##### 提示された本文 #####
服部教授も「鉄筋コンクリートのビルでもヒビが入っていないか、定期的にチェックするでしょう。あれと同じです。定期的に診察を受ければ大規模でなく、小規模修繕で済みます」と話す。それは高齢になっても同様だ。服部教授らが仙台近郊に住む高齢者を対象に調査した結果、歯の本数が20本を切ると要介護者となる確率が上昇した。そして注目すべきは、同じ20本以下のカテゴリーでも定期的に歯科受診している人は、そうでない人よりも要介護の発生率が抑えられていたのだ。かかりつけの歯科医がいるか、何かあったときに相談できる場所があるかどうかが重要という。

「パパパパ……」「タタタタ……」と練習

近年は歯の本数だけでなく、「口の衰え(=オーラルフレイル)」も新たに注目されるようになった。東京大学高齢社会総合研究機構の飯島勝矢教授はオーラルフレイルにつながりやすい6項目をチェックリストにしている(表)。

オーラルフレイル・チェック

滑舌が衰える、食べこぼしが増える、汁物などでむせる、歯ごたえのあるものが噛めなくなっているなどが初期のサインだ。舌や唇の力は「パ」「タ」「カ」のいずれかを1秒間に6回以上言えるかどうかで測ることができる。口まわりの筋肉を使うためにも、ぜひ30代、40代のうちから、時折「パパパパ……」「タタタタ……」と練習したい。
##### 提供データ #####
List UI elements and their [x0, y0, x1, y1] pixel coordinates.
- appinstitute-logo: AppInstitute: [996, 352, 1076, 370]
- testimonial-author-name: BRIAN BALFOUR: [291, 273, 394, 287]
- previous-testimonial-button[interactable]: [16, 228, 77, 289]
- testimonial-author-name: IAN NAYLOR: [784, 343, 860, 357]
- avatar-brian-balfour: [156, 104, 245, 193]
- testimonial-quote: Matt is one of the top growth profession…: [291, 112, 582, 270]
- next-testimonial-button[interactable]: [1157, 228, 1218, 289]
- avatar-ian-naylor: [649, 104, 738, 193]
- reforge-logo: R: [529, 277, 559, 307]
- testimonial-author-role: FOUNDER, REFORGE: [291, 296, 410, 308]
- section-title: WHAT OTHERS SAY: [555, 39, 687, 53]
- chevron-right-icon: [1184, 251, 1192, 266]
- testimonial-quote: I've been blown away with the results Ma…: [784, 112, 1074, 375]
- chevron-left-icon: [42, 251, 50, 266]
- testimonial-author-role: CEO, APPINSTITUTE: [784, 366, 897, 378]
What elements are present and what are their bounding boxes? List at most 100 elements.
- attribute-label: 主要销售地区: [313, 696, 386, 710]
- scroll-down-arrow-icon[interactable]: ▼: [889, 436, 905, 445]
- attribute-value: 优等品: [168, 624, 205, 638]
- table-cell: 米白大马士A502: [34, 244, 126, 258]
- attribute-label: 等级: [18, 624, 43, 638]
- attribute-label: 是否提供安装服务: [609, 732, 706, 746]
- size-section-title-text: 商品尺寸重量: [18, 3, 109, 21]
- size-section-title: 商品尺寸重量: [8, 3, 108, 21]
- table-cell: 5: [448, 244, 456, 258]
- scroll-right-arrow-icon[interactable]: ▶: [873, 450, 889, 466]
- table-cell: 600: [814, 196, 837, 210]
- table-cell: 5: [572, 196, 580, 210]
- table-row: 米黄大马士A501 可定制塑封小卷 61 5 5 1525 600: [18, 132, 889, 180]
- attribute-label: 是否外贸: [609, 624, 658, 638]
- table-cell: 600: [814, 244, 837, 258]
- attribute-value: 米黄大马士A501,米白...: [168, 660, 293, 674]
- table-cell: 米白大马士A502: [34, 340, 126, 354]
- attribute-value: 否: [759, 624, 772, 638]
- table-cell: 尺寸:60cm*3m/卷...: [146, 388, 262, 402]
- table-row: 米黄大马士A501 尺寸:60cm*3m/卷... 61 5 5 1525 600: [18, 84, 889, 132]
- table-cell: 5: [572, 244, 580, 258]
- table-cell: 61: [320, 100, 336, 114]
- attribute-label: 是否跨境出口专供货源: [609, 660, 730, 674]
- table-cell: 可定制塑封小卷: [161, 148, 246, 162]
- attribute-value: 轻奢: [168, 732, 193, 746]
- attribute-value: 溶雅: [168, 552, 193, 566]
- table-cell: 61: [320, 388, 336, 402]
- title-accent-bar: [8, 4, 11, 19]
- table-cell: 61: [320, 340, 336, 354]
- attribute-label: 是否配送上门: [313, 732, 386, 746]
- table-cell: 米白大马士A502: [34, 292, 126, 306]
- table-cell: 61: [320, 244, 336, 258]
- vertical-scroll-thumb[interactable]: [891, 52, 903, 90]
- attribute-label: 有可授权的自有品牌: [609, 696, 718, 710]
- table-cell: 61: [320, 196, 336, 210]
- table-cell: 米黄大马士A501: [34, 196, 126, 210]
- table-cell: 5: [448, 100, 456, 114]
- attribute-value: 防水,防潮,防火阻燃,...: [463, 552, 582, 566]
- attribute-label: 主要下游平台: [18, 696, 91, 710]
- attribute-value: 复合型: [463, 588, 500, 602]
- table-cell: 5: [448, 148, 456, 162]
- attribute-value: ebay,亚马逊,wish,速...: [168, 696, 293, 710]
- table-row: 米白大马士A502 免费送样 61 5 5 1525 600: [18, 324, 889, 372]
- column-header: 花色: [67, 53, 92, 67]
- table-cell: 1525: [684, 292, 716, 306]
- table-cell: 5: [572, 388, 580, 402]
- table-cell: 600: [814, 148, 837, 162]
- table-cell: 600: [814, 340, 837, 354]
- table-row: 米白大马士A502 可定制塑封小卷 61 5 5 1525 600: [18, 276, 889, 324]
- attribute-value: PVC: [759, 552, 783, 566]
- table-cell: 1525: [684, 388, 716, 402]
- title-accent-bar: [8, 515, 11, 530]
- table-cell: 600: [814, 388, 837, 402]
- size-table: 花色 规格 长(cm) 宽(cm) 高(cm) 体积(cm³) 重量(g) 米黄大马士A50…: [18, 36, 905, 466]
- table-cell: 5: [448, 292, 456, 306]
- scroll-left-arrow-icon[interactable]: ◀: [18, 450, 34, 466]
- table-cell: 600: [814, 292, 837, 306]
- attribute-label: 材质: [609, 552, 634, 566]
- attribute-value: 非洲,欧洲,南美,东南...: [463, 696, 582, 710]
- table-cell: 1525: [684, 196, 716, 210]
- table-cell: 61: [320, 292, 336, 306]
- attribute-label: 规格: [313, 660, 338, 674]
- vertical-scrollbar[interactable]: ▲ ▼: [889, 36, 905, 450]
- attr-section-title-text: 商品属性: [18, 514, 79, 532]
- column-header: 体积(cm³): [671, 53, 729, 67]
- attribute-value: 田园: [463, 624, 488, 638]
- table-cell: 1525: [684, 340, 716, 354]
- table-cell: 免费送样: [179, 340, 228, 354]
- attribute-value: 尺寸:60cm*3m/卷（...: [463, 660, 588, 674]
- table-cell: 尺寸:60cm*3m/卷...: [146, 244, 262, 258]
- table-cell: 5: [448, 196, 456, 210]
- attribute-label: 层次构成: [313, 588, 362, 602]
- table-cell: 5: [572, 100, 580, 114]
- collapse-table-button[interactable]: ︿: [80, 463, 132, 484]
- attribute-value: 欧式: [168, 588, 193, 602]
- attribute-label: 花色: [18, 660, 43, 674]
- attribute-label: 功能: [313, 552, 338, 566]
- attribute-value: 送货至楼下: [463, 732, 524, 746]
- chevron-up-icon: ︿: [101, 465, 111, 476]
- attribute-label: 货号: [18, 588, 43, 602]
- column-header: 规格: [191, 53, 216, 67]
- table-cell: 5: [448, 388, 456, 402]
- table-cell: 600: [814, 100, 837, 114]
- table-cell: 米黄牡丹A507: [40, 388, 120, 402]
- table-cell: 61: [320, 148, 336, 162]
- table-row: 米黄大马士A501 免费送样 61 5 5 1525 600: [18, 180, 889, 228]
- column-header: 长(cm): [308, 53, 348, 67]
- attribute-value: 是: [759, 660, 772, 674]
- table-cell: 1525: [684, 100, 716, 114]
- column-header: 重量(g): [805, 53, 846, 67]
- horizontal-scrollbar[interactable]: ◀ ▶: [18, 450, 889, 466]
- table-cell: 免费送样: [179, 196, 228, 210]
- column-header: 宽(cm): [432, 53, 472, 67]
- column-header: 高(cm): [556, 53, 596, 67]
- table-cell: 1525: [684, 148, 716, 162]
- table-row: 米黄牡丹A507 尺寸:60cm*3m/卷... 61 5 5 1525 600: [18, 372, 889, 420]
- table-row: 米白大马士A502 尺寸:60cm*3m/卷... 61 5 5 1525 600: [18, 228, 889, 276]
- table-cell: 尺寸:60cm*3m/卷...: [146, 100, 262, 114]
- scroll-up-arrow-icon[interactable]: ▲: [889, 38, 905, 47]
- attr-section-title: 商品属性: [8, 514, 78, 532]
#####
## 課題一覧
A. 口の健康についての本文をもとに、次の問いに答えなさい。
(i) 服部教授らの調査では、歯の本数が何本を切ると要介護者となる確率が上昇したか。
(ii) オーラルフレイルにつながりやすい6項目をチェックリストにしたのは誰か。
(iii) 舌や唇の力は、「パ」「タ」「カ」のいずれかを1秒間に何回以上言えるかどうかで測ることができるか。
B. 口の健康についての本文の最後の文に続けて、その先を書きなさい。
一覧の内容はどの課題にも必要ない。

## 解答
A.
(i) 20本
(ii) 東京大学高齢社会総合研究機構の飯島勝矢教授
(iii) 6回以上

B.
老親世代でオーラルフレイルに該当してしまうと、口腔機能が正常の人と比べて死亡や要介護認定のリスクが2倍以上。誤嚥性肺炎などの疾患も発症しやすくなる。やはりかかりつけの歯科医でのメンテナンスやチェックが欠かせない。

歯周病も、静かに少しずつ進行していく。「歯が健康な人」と、「歯周病初期で歯を支える骨が溶け始めた人」の見た目は変わらない。しかし10年後には圧倒的に差が出るのだ。

読者には「何か症状が出たら歯科へ」という意識を改め、定期検診で口腔機能をチェックし、虫歯や歯周病になりかけているような“危険な芽”を摘む習慣をぜひ持ってほしい。